■ **THE TASK**: Copy each of the following lines word for word, with nothing changed.

■ **GIVEN DATA**:
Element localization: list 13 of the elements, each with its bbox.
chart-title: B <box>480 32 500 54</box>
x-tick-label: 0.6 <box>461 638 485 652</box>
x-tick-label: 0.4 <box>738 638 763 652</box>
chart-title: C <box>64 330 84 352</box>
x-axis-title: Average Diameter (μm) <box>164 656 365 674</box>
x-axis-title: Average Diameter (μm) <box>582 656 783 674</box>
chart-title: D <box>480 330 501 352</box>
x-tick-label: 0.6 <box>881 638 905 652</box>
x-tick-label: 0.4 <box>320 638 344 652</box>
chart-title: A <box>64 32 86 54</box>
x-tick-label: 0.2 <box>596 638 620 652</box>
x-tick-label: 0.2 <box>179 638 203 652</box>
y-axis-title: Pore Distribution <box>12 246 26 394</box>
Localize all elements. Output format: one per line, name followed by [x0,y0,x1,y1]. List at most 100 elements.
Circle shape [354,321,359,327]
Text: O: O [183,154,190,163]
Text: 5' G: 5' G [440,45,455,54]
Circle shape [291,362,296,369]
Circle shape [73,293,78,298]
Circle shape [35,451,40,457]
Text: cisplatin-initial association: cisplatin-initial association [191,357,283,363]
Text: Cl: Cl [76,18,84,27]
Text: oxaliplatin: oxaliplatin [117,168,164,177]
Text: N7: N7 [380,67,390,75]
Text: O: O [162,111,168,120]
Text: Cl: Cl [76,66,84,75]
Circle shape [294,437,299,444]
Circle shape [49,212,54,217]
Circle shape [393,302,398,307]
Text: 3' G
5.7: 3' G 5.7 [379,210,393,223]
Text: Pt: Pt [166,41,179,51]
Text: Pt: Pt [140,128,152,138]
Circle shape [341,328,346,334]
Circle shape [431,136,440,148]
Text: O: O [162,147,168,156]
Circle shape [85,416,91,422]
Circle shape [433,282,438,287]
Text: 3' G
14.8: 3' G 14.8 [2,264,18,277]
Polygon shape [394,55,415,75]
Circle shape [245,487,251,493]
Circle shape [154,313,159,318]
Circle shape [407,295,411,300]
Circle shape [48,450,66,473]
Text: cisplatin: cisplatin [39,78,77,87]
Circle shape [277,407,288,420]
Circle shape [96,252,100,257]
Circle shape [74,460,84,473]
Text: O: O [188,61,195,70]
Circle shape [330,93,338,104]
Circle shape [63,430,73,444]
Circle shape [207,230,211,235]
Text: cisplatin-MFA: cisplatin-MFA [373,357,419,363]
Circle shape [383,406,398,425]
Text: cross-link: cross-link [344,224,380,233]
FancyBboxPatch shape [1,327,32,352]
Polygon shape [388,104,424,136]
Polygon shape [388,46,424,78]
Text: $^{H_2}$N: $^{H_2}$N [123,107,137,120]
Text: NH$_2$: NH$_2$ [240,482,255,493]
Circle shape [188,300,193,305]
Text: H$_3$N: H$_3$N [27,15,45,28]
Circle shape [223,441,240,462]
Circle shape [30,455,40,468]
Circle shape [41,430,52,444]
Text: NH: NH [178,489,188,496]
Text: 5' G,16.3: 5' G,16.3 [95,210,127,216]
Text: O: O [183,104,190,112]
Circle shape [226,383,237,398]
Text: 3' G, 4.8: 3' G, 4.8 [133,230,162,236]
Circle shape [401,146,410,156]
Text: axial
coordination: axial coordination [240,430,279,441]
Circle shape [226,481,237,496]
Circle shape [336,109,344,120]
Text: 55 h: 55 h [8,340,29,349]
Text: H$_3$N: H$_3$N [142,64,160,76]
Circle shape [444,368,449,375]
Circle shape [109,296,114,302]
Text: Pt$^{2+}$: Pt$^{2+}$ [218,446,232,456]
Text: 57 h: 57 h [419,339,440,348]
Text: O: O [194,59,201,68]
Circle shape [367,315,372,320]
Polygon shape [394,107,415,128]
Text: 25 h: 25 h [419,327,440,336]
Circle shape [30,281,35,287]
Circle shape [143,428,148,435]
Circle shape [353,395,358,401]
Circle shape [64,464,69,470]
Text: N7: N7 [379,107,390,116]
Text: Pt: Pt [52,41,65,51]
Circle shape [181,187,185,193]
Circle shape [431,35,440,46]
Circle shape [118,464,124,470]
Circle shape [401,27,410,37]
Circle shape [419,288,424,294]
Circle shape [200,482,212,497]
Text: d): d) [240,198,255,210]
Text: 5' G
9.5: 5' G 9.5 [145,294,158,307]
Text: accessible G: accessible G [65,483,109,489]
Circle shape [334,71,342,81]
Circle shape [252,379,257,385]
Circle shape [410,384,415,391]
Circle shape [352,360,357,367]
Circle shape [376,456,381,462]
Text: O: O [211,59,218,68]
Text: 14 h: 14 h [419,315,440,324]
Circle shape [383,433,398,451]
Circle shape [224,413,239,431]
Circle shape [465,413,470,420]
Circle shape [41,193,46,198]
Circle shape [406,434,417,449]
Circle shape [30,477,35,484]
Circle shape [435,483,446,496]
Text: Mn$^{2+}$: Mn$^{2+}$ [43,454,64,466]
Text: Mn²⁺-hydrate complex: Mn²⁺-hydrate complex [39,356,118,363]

■ **EXPECTED ANSWER**:
Element localization: list 13 of the elements, each with its bbox.
chart-title: B <box>480 32 500 54</box>
x-tick-label: 0.6 <box>461 638 485 652</box>
x-tick-label: 0.4 <box>738 638 763 652</box>
chart-title: C <box>64 330 84 352</box>
x-axis-title: Average Diameter (μm) <box>164 656 365 674</box>
x-axis-title: Average Diameter (μm) <box>582 656 783 674</box>
chart-title: D <box>480 330 501 352</box>
x-tick-label: 0.6 <box>881 638 905 652</box>
x-tick-label: 0.4 <box>320 638 344 652</box>
chart-title: A <box>64 32 86 54</box>
x-tick-label: 0.2 <box>596 638 620 652</box>
x-tick-label: 0.2 <box>179 638 203 652</box>
y-axis-title: Pore Distribution <box>12 246 26 394</box>
Localize all elements. Output format: one per line, name followed by [x0,y0,x1,y1]. List at most 100 elements.
Circle shape [354,321,359,327]
Text: O: O [183,154,190,163]
Text: 5' G: 5' G [440,45,455,54]
Circle shape [291,362,296,369]
Circle shape [73,293,78,298]
Circle shape [35,451,40,457]
Text: cisplatin-initial association: cisplatin-initial association [191,357,283,363]
Text: Cl: Cl [76,18,84,27]
Text: oxaliplatin: oxaliplatin [117,168,164,177]
Text: N7: N7 [380,67,390,75]
Text: O: O [162,111,168,120]
Text: Cl: Cl [76,66,84,75]
Circle shape [294,437,299,444]
Circle shape [49,212,54,217]
Circle shape [393,302,398,307]
Text: 3' G
5.7: 3' G 5.7 [379,210,393,223]
Text: Pt: Pt [166,41,179,51]
Text: Pt: Pt [140,128,152,138]
Circle shape [341,328,346,334]
Circle shape [431,136,440,148]
Text: O: O [162,147,168,156]
Circle shape [85,416,91,422]
Circle shape [433,282,438,287]
Text: 3' G
14.8: 3' G 14.8 [2,264,18,277]
Polygon shape [394,55,415,75]
Circle shape [245,487,251,493]
Circle shape [154,313,159,318]
Circle shape [407,295,411,300]
Circle shape [48,450,66,473]
Text: cisplatin: cisplatin [39,78,77,87]
Circle shape [277,407,288,420]
Circle shape [96,252,100,257]
Circle shape [74,460,84,473]
Text: O: O [188,61,195,70]
Circle shape [330,93,338,104]
Circle shape [63,430,73,444]
Circle shape [207,230,211,235]
Text: cisplatin-MFA: cisplatin-MFA [373,357,419,363]
Circle shape [383,406,398,425]
Text: cross-link: cross-link [344,224,380,233]
FancyBboxPatch shape [1,327,32,352]
Polygon shape [388,104,424,136]
Polygon shape [388,46,424,78]
Text: $^{H_2}$N: $^{H_2}$N [123,107,137,120]
Text: NH$_2$: NH$_2$ [240,482,255,493]
Circle shape [188,300,193,305]
Text: H$_3$N: H$_3$N [27,15,45,28]
Circle shape [223,441,240,462]
Circle shape [30,455,40,468]
Circle shape [41,430,52,444]
Text: NH: NH [178,489,188,496]
Text: 5' G,16.3: 5' G,16.3 [95,210,127,216]
Text: O: O [183,104,190,112]
Circle shape [226,383,237,398]
Text: 3' G, 4.8: 3' G, 4.8 [133,230,162,236]
Circle shape [401,146,410,156]
Text: axial
coordination: axial coordination [240,430,279,441]
Circle shape [226,481,237,496]
Circle shape [336,109,344,120]
Text: 55 h: 55 h [8,340,29,349]
Text: H$_3$N: H$_3$N [142,64,160,76]
Circle shape [444,368,449,375]
Circle shape [109,296,114,302]
Text: Pt$^{2+}$: Pt$^{2+}$ [218,446,232,456]
Text: 57 h: 57 h [419,339,440,348]
Text: O: O [194,59,201,68]
Circle shape [367,315,372,320]
Polygon shape [394,107,415,128]
Text: 25 h: 25 h [419,327,440,336]
Circle shape [30,281,35,287]
Circle shape [143,428,148,435]
Circle shape [353,395,358,401]
Circle shape [64,464,69,470]
Text: N7: N7 [379,107,390,116]
Text: Pt: Pt [52,41,65,51]
Circle shape [181,187,185,193]
Circle shape [431,35,440,46]
Circle shape [118,464,124,470]
Circle shape [401,27,410,37]
Circle shape [419,288,424,294]
Circle shape [200,482,212,497]
Text: d): d) [240,198,255,210]
Text: 5' G
9.5: 5' G 9.5 [145,294,158,307]
Text: accessible G: accessible G [65,483,109,489]
Circle shape [334,71,342,81]
Circle shape [252,379,257,385]
Circle shape [410,384,415,391]
Circle shape [352,360,357,367]
Circle shape [376,456,381,462]
Text: O: O [211,59,218,68]
Text: 14 h: 14 h [419,315,440,324]
Circle shape [383,433,398,451]
Circle shape [224,413,239,431]
Circle shape [465,413,470,420]
Circle shape [41,193,46,198]
Circle shape [406,434,417,449]
Circle shape [30,477,35,484]
Circle shape [435,483,446,496]
Text: Mn$^{2+}$: Mn$^{2+}$ [43,454,64,466]
Text: Mn²⁺-hydrate complex: Mn²⁺-hydrate complex [39,356,118,363]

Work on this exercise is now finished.